Make an exact copy of all the material below, apart from the pictures.

/---

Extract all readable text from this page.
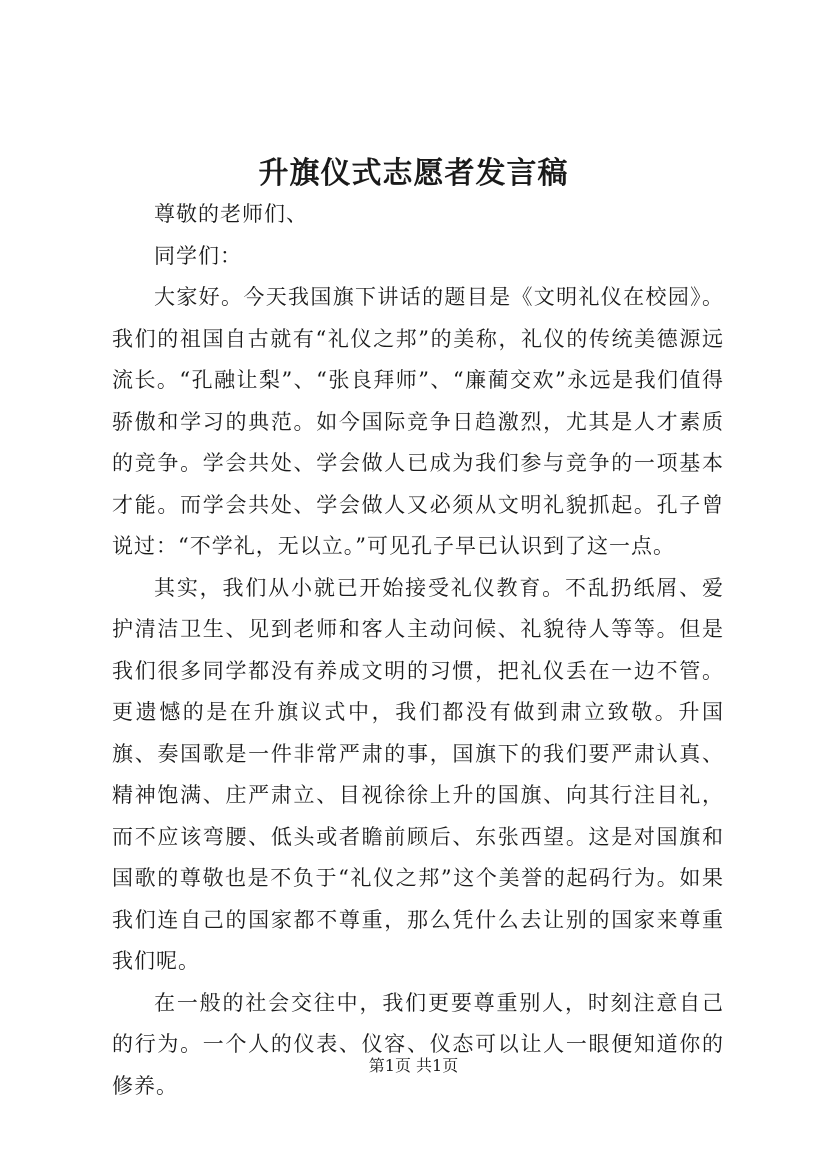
升旗仪式志愿者发言稿

尊敬的老师们、

同学们：

大家好。今天我国旗下讲话的题目是《文明礼仪在校园》。我们的祖国自古就有“礼仪之邦”的美称，礼仪的传统美德源远流长。“孔融让梨”、“张良拜师”、“廉蔺交欢”永远是我们值得骄傲和学习的典范。如今国际竞争日趋激烈，尤其是人才素质的竞争。学会共处、学会做人已成为我们参与竞争的一项基本才能。而学会共处、学会做人又必须从文明礼貌抓起。孔子曾说过：“不学礼，无以立。”可见孔子早已认识到了这一点。

其实，我们从小就已开始接受礼仪教育。不乱扔纸屑、爱护清洁卫生、见到老师和客人主动问候、礼貌待人等等。但是我们很多同学都没有养成文明的习惯，把礼仪丢在一边不管。更遗憾的是在升旗议式中，我们都没有做到肃立致敬。升国旗、奏国歌是一件非常严肃的事，国旗下的我们要严肃认真、精神饱满、庄严肃立、目视徐徐上升的国旗、向其行注目礼，而不应该弯腰、低头或者瞻前顾后、东张西望。这是对国旗和国歌的尊敬也是不负于“礼仪之邦”这个美誉的起码行为。如果我们连自己的国家都不尊重，那么凭什么去让别的国家来尊重我们呢。

在一般的社会交往中，我们更要尊重别人，时刻注意自己的行为。一个人的仪表、仪容、仪态可以让人一眼便知道你的修养。

第1页 共1页
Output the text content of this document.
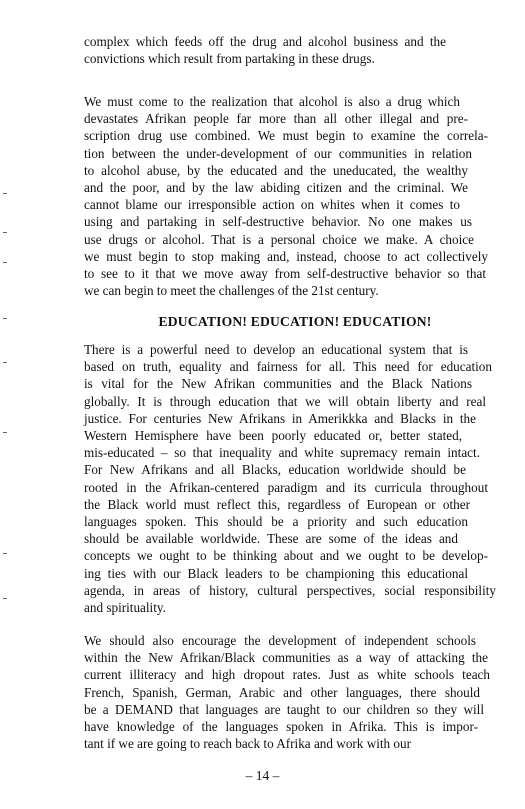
complex which feeds off the drug and alcohol business and the
convictions which result from partaking in these drugs.
We must come to the realization that alcohol is also a drug which
devastates Afrikan people far more than all other illegal and pre-
scription drug use combined. We must begin to examine the correla-
tion between the under-development of our communities in relation
to alcohol abuse, by the educated and the uneducated, the wealthy
and the poor, and by the law abiding citizen and the criminal. We
cannot blame our irresponsible action on whites when it comes to
using and partaking in self-destructive behavior. No one makes us
use drugs or alcohol. That is a personal choice we make. A choice
we must begin to stop making and, instead, choose to act collectively
to see to it that we move away from self-destructive behavior so that
we can begin to meet the challenges of the 21st century.
EDUCATION! EDUCATION! EDUCATION!
There is a powerful need to develop an educational system that is
based on truth, equality and fairness for all. This need for education
is vital for the New Afrikan communities and the Black Nations
globally. It is through education that we will obtain liberty and real
justice. For centuries New Afrikans in Amerikkka and Blacks in the
Western Hemisphere have been poorly educated or, better stated,
mis-educated – so that inequality and white supremacy remain intact.
For New Afrikans and all Blacks, education worldwide should be
rooted in the Afrikan-centered paradigm and its curricula throughout
the Black world must reflect this, regardless of European or other
languages spoken. This should be a priority and such education
should be available worldwide. These are some of the ideas and
concepts we ought to be thinking about and we ought to be develop-
ing ties with our Black leaders to be championing this educational
agenda, in areas of history, cultural perspectives, social responsibility
and spirituality.
We should also encourage the development of independent schools
within the New Afrikan/Black communities as a way of attacking the
current illiteracy and high dropout rates. Just as white schools teach
French, Spanish, German, Arabic and other languages, there should
be a DEMAND that languages are taught to our children so they will
have knowledge of the languages spoken in Afrika. This is impor-
tant if we are going to reach back to Afrika and work with our
– 14 –
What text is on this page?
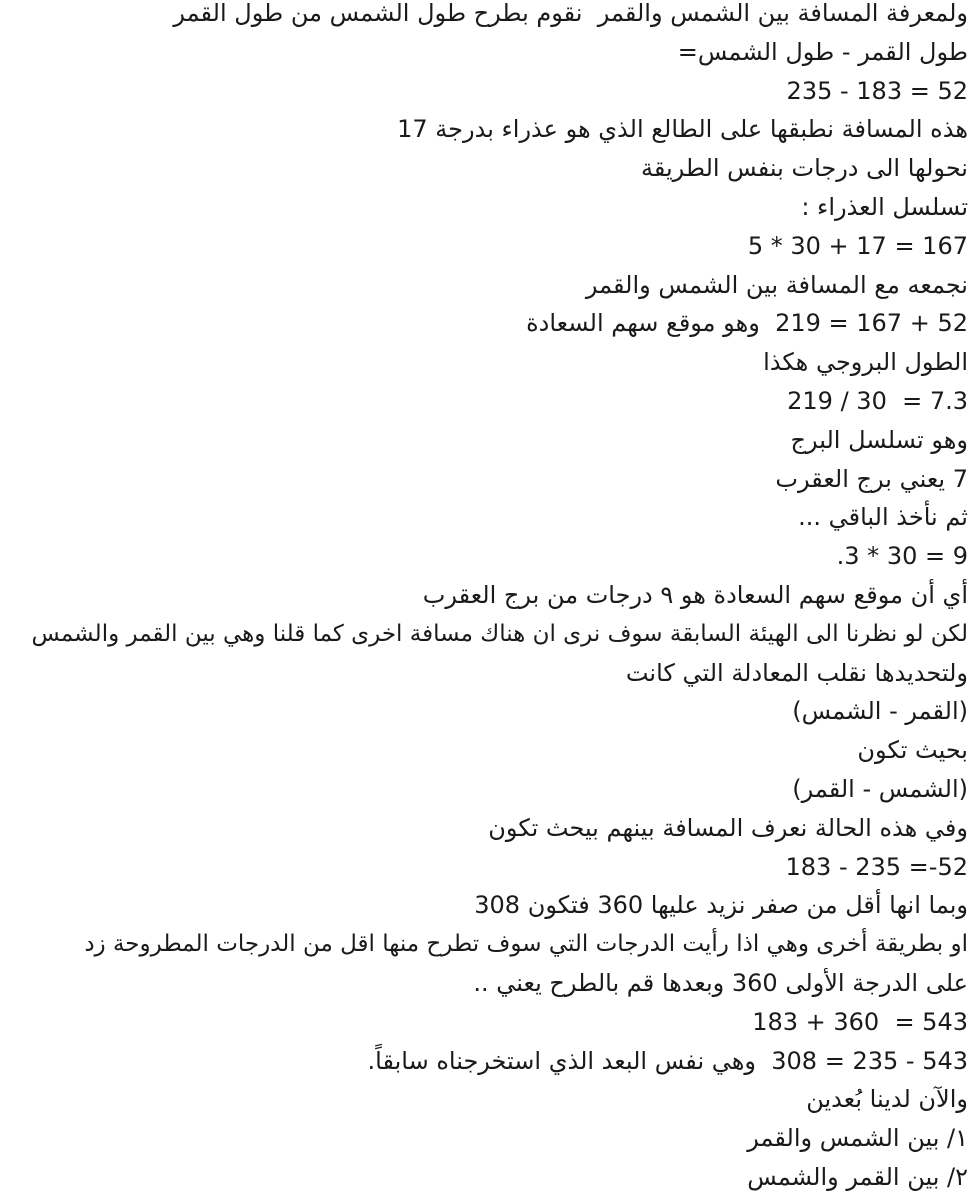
ولمعرفة المسافة بين الشمس والقمر  نقوم بطرح طول الشمس من طول القمر
طول القمر - طول الشمس=
235 - 183 = 52
هذه المسافة نطبقها على الطالع الذي هو عذراء بدرجة 17
نحولها الى درجات بنفس الطريقة
تسلسل العذراء :
5 * 30 + 17 = 167
نجمعه مع المسافة بين الشمس والقمر
52 + 167 = 219  وهو موقع سهم السعادة
الطول البروجي هكذا
219 / 30  = 7.3
وهو تسلسل البرج
7 يعني برج العقرب
ثم نأخذ الباقي ...
.3 * 30 = 9
أي أن موقع سهم السعادة هو ٩ درجات من برج العقرب
لكن لو نظرنا الى الهيئة السابقة سوف نرى ان هناك مسافة اخرى كما قلنا وهي بين القمر والشمس
ولتحديدها نقلب المعادلة التي كانت
(القمر - الشمس)
بحيث تكون
(الشمس - القمر)
وفي هذه الحالة نعرف المسافة بينهم بيحث تكون
183 - 235 =-52
وبما انها أقل من صفر نزيد عليها 360 فتكون 308
او بطريقة أخرى وهي اذا رأيت الدرجات التي سوف تطرح منها اقل من الدرجات المطروحة زد
على الدرجة الأولى 360 وبعدها قم بالطرح يعني ..
183 + 360  = 543
543 - 235 = 308  وهي نفس البعد الذي استخرجناه سابقاً.
والآن لدينا بُعدين
١/ بين الشمس والقمر
٢/ بين القمر والشمس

\---

FULL OUTPUT:
Extract all readable text from this page.
升旗仪式志愿者发言稿

尊敬的老师们、

同学们：

大家好。今天我国旗下讲话的题目是《文明礼仪在校园》。我们的祖国自古就有“礼仪之邦”的美称，礼仪的传统美德源远流长。“孔融让梨”、“张良拜师”、“廉蔺交欢”永远是我们值得骄傲和学习的典范。如今国际竞争日趋激烈，尤其是人才素质的竞争。学会共处、学会做人已成为我们参与竞争的一项基本才能。而学会共处、学会做人又必须从文明礼貌抓起。孔子曾说过：“不学礼，无以立。”可见孔子早已认识到了这一点。

其实，我们从小就已开始接受礼仪教育。不乱扔纸屑、爱护清洁卫生、见到老师和客人主动问候、礼貌待人等等。但是我们很多同学都没有养成文明的习惯，把礼仪丢在一边不管。更遗憾的是在升旗议式中，我们都没有做到肃立致敬。升国旗、奏国歌是一件非常严肃的事，国旗下的我们要严肃认真、精神饱满、庄严肃立、目视徐徐上升的国旗、向其行注目礼，而不应该弯腰、低头或者瞻前顾后、东张西望。这是对国旗和国歌的尊敬也是不负于“礼仪之邦”这个美誉的起码行为。如果我们连自己的国家都不尊重，那么凭什么去让别的国家来尊重我们呢。

在一般的社会交往中，我们更要尊重别人，时刻注意自己的行为。一个人的仪表、仪容、仪态可以让人一眼便知道你的修养。

第1页 共1页
Output the text content of this document.
complex which feeds off the drug and alcohol business and the
convictions which result from partaking in these drugs.
We must come to the realization that alcohol is also a drug which
devastates Afrikan people far more than all other illegal and pre-
scription drug use combined. We must begin to examine the correla-
tion between the under-development of our communities in relation
to alcohol abuse, by the educated and the uneducated, the wealthy
and the poor, and by the law abiding citizen and the criminal. We
cannot blame our irresponsible action on whites when it comes to
using and partaking in self-destructive behavior. No one makes us
use drugs or alcohol. That is a personal choice we make. A choice
we must begin to stop making and, instead, choose to act collectively
to see to it that we move away from self-destructive behavior so that
we can begin to meet the challenges of the 21st century.
EDUCATION! EDUCATION! EDUCATION!
There is a powerful need to develop an educational system that is
based on truth, equality and fairness for all. This need for education
is vital for the New Afrikan communities and the Black Nations
globally. It is through education that we will obtain liberty and real
justice. For centuries New Afrikans in Amerikkka and Blacks in the
Western Hemisphere have been poorly educated or, better stated,
mis-educated – so that inequality and white supremacy remain intact.
For New Afrikans and all Blacks, education worldwide should be
rooted in the Afrikan-centered paradigm and its curricula throughout
the Black world must reflect this, regardless of European or other
languages spoken. This should be a priority and such education
should be available worldwide. These are some of the ideas and
concepts we ought to be thinking about and we ought to be develop-
ing ties with our Black leaders to be championing this educational
agenda, in areas of history, cultural perspectives, social responsibility
and spirituality.
We should also encourage the development of independent schools
within the New Afrikan/Black communities as a way of attacking the
current illiteracy and high dropout rates. Just as white schools teach
French, Spanish, German, Arabic and other languages, there should
be a DEMAND that languages are taught to our children so they will
have knowledge of the languages spoken in Afrika. This is impor-
tant if we are going to reach back to Afrika and work with our
– 14 –
What text is on this page?
ولمعرفة المسافة بين الشمس والقمر  نقوم بطرح طول الشمس من طول القمر
طول القمر - طول الشمس=
235 - 183 = 52
هذه المسافة نطبقها على الطالع الذي هو عذراء بدرجة 17
نحولها الى درجات بنفس الطريقة
تسلسل العذراء :
5 * 30 + 17 = 167
نجمعه مع المسافة بين الشمس والقمر
52 + 167 = 219  وهو موقع سهم السعادة
الطول البروجي هكذا
219 / 30  = 7.3
وهو تسلسل البرج
7 يعني برج العقرب
ثم نأخذ الباقي ...
.3 * 30 = 9
أي أن موقع سهم السعادة هو ٩ درجات من برج العقرب
لكن لو نظرنا الى الهيئة السابقة سوف نرى ان هناك مسافة اخرى كما قلنا وهي بين القمر والشمس
ولتحديدها نقلب المعادلة التي كانت
(القمر - الشمس)
بحيث تكون
(الشمس - القمر)
وفي هذه الحالة نعرف المسافة بينهم بيحث تكون
183 - 235 =-52
وبما انها أقل من صفر نزيد عليها 360 فتكون 308
او بطريقة أخرى وهي اذا رأيت الدرجات التي سوف تطرح منها اقل من الدرجات المطروحة زد
على الدرجة الأولى 360 وبعدها قم بالطرح يعني ..
183 + 360  = 543
543 - 235 = 308  وهي نفس البعد الذي استخرجناه سابقاً.
والآن لدينا بُعدين
١/ بين الشمس والقمر
٢/ بين القمر والشمس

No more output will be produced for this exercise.